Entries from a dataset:
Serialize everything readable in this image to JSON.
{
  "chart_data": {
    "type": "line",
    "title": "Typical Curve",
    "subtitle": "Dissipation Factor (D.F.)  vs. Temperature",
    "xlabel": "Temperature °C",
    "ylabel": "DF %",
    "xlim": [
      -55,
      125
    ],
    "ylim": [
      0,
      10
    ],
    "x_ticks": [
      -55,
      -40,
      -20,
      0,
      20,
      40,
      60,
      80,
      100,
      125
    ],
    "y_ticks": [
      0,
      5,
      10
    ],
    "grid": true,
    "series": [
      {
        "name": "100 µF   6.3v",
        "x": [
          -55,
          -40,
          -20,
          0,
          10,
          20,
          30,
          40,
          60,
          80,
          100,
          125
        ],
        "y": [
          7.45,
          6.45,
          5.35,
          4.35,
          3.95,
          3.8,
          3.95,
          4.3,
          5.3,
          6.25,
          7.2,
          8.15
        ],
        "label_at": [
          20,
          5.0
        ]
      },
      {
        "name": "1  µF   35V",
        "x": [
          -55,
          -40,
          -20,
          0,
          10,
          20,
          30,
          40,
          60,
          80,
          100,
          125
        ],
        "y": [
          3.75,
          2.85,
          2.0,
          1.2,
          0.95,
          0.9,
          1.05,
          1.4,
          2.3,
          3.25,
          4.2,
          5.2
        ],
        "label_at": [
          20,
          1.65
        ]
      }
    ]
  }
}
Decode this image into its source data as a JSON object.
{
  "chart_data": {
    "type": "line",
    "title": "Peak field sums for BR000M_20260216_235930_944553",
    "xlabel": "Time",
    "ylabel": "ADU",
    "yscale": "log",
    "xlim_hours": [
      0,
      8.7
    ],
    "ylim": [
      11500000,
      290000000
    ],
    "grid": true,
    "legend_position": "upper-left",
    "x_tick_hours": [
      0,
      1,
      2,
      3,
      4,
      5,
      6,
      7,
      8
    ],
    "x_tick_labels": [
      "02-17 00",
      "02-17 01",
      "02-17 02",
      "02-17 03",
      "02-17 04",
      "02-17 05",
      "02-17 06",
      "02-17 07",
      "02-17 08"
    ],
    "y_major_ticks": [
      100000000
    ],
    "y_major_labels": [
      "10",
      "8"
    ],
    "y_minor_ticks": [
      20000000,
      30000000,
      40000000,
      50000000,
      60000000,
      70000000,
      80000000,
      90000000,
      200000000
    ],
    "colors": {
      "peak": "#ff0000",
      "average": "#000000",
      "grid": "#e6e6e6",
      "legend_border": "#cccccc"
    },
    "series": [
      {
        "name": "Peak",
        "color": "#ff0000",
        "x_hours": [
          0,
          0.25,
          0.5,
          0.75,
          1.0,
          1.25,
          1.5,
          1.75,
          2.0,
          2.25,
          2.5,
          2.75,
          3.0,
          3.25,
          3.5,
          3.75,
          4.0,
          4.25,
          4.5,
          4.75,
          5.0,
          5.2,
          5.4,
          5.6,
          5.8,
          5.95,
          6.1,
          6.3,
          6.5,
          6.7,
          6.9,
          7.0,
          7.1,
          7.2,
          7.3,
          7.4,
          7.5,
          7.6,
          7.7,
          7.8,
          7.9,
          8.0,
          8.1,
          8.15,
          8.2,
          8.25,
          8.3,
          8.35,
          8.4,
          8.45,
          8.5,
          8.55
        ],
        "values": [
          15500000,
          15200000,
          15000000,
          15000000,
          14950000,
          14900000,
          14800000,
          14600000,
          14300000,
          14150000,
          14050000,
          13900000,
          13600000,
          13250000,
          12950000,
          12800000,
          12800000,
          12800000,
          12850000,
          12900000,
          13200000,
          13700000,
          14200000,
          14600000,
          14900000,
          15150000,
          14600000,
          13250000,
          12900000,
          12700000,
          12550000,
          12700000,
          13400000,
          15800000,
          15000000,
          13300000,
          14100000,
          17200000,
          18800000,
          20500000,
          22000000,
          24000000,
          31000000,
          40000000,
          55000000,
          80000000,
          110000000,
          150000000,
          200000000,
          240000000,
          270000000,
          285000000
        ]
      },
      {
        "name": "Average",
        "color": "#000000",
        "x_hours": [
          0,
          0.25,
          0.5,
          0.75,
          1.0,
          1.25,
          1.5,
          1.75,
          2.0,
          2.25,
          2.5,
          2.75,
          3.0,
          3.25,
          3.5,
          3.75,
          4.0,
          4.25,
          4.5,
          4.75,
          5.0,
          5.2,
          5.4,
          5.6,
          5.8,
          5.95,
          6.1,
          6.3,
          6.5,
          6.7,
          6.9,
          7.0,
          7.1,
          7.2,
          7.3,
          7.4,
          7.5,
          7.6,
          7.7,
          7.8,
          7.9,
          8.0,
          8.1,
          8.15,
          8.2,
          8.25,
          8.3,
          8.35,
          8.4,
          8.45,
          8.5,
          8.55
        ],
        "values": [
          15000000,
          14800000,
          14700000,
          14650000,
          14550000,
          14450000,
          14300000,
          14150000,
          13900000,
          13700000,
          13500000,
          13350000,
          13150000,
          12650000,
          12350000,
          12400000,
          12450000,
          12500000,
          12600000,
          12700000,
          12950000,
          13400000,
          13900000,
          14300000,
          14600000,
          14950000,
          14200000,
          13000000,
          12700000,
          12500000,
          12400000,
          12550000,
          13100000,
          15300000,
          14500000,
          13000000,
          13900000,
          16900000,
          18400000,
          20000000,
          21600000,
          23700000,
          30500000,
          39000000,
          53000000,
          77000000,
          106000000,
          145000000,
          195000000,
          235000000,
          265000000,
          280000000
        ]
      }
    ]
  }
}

Task brief ->
Write the entire listing out again, word for word.

Problem solution ->
Serialize everything readable in this image to JSON.
{
  "chart_data": {
    "type": "line",
    "title": "Typical Curve",
    "subtitle": "Dissipation Factor (D.F.)  vs. Temperature",
    "xlabel": "Temperature °C",
    "ylabel": "DF %",
    "xlim": [
      -55,
      125
    ],
    "ylim": [
      0,
      10
    ],
    "x_ticks": [
      -55,
      -40,
      -20,
      0,
      20,
      40,
      60,
      80,
      100,
      125
    ],
    "y_ticks": [
      0,
      5,
      10
    ],
    "grid": true,
    "series": [
      {
        "name": "100 µF   6.3v",
        "x": [
          -55,
          -40,
          -20,
          0,
          10,
          20,
          30,
          40,
          60,
          80,
          100,
          125
        ],
        "y": [
          7.45,
          6.45,
          5.35,
          4.35,
          3.95,
          3.8,
          3.95,
          4.3,
          5.3,
          6.25,
          7.2,
          8.15
        ],
        "label_at": [
          20,
          5.0
        ]
      },
      {
        "name": "1  µF   35V",
        "x": [
          -55,
          -40,
          -20,
          0,
          10,
          20,
          30,
          40,
          60,
          80,
          100,
          125
        ],
        "y": [
          3.75,
          2.85,
          2.0,
          1.2,
          0.95,
          0.9,
          1.05,
          1.4,
          2.3,
          3.25,
          4.2,
          5.2
        ],
        "label_at": [
          20,
          1.65
        ]
      }
    ]
  }
}
Decode this image into its source data as a JSON object.
{
  "chart_data": {
    "type": "line",
    "title": "Peak field sums for BR000M_20260216_235930_944553",
    "xlabel": "Time",
    "ylabel": "ADU",
    "yscale": "log",
    "xlim_hours": [
      0,
      8.7
    ],
    "ylim": [
      11500000,
      290000000
    ],
    "grid": true,
    "legend_position": "upper-left",
    "x_tick_hours": [
      0,
      1,
      2,
      3,
      4,
      5,
      6,
      7,
      8
    ],
    "x_tick_labels": [
      "02-17 00",
      "02-17 01",
      "02-17 02",
      "02-17 03",
      "02-17 04",
      "02-17 05",
      "02-17 06",
      "02-17 07",
      "02-17 08"
    ],
    "y_major_ticks": [
      100000000
    ],
    "y_major_labels": [
      "10",
      "8"
    ],
    "y_minor_ticks": [
      20000000,
      30000000,
      40000000,
      50000000,
      60000000,
      70000000,
      80000000,
      90000000,
      200000000
    ],
    "colors": {
      "peak": "#ff0000",
      "average": "#000000",
      "grid": "#e6e6e6",
      "legend_border": "#cccccc"
    },
    "series": [
      {
        "name": "Peak",
        "color": "#ff0000",
        "x_hours": [
          0,
          0.25,
          0.5,
          0.75,
          1.0,
          1.25,
          1.5,
          1.75,
          2.0,
          2.25,
          2.5,
          2.75,
          3.0,
          3.25,
          3.5,
          3.75,
          4.0,
          4.25,
          4.5,
          4.75,
          5.0,
          5.2,
          5.4,
          5.6,
          5.8,
          5.95,
          6.1,
          6.3,
          6.5,
          6.7,
          6.9,
          7.0,
          7.1,
          7.2,
          7.3,
          7.4,
          7.5,
          7.6,
          7.7,
          7.8,
          7.9,
          8.0,
          8.1,
          8.15,
          8.2,
          8.25,
          8.3,
          8.35,
          8.4,
          8.45,
          8.5,
          8.55
        ],
        "values": [
          15500000,
          15200000,
          15000000,
          15000000,
          14950000,
          14900000,
          14800000,
          14600000,
          14300000,
          14150000,
          14050000,
          13900000,
          13600000,
          13250000,
          12950000,
          12800000,
          12800000,
          12800000,
          12850000,
          12900000,
          13200000,
          13700000,
          14200000,
          14600000,
          14900000,
          15150000,
          14600000,
          13250000,
          12900000,
          12700000,
          12550000,
          12700000,
          13400000,
          15800000,
          15000000,
          13300000,
          14100000,
          17200000,
          18800000,
          20500000,
          22000000,
          24000000,
          31000000,
          40000000,
          55000000,
          80000000,
          110000000,
          150000000,
          200000000,
          240000000,
          270000000,
          285000000
        ]
      },
      {
        "name": "Average",
        "color": "#000000",
        "x_hours": [
          0,
          0.25,
          0.5,
          0.75,
          1.0,
          1.25,
          1.5,
          1.75,
          2.0,
          2.25,
          2.5,
          2.75,
          3.0,
          3.25,
          3.5,
          3.75,
          4.0,
          4.25,
          4.5,
          4.75,
          5.0,
          5.2,
          5.4,
          5.6,
          5.8,
          5.95,
          6.1,
          6.3,
          6.5,
          6.7,
          6.9,
          7.0,
          7.1,
          7.2,
          7.3,
          7.4,
          7.5,
          7.6,
          7.7,
          7.8,
          7.9,
          8.0,
          8.1,
          8.15,
          8.2,
          8.25,
          8.3,
          8.35,
          8.4,
          8.45,
          8.5,
          8.55
        ],
        "values": [
          15000000,
          14800000,
          14700000,
          14650000,
          14550000,
          14450000,
          14300000,
          14150000,
          13900000,
          13700000,
          13500000,
          13350000,
          13150000,
          12650000,
          12350000,
          12400000,
          12450000,
          12500000,
          12600000,
          12700000,
          12950000,
          13400000,
          13900000,
          14300000,
          14600000,
          14950000,
          14200000,
          13000000,
          12700000,
          12500000,
          12400000,
          12550000,
          13100000,
          15300000,
          14500000,
          13000000,
          13900000,
          16900000,
          18400000,
          20000000,
          21600000,
          23700000,
          30500000,
          39000000,
          53000000,
          77000000,
          106000000,
          145000000,
          195000000,
          235000000,
          265000000,
          280000000
        ]
      }
    ]
  }
}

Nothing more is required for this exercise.